* **Written task**
Present each line of the entries below that holds the word "name".

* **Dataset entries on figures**
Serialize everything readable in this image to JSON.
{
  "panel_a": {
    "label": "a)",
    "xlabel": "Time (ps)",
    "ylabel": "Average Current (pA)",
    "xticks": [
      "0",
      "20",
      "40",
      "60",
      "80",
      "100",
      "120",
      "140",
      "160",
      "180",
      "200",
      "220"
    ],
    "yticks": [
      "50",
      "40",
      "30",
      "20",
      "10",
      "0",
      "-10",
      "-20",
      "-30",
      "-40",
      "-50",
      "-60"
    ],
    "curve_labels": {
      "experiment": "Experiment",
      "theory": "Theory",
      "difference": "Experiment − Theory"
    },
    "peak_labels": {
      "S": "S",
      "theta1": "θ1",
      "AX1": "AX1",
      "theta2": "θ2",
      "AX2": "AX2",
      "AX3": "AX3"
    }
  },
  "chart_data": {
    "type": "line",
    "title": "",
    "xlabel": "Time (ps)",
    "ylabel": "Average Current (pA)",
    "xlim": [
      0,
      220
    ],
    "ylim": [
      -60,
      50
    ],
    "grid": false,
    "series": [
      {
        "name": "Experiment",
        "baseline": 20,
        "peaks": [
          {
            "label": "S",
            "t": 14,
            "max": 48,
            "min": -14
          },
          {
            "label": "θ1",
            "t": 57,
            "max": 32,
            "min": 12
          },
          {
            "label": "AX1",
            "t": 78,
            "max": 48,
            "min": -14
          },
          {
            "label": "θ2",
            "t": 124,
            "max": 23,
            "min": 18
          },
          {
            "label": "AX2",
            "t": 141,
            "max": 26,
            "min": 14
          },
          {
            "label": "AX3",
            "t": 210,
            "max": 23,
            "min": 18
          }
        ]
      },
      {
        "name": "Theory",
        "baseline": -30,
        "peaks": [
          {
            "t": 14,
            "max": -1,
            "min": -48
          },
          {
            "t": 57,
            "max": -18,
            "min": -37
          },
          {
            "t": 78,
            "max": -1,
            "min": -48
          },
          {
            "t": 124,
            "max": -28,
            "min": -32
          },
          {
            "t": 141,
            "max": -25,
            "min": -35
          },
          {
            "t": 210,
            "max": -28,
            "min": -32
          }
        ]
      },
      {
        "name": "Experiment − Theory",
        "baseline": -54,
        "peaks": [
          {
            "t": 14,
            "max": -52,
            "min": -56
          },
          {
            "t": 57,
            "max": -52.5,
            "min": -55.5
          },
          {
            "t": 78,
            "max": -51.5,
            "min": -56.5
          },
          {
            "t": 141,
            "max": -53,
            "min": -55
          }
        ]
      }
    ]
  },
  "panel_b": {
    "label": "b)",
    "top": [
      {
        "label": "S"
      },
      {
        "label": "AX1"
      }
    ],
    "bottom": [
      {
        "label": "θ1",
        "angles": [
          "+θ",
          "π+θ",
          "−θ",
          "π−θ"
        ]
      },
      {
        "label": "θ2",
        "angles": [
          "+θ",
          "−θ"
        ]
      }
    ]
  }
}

* **Response to the task**
        "name": "Experiment",
        "name": "Theory",
        "name": "Experiment − Theory",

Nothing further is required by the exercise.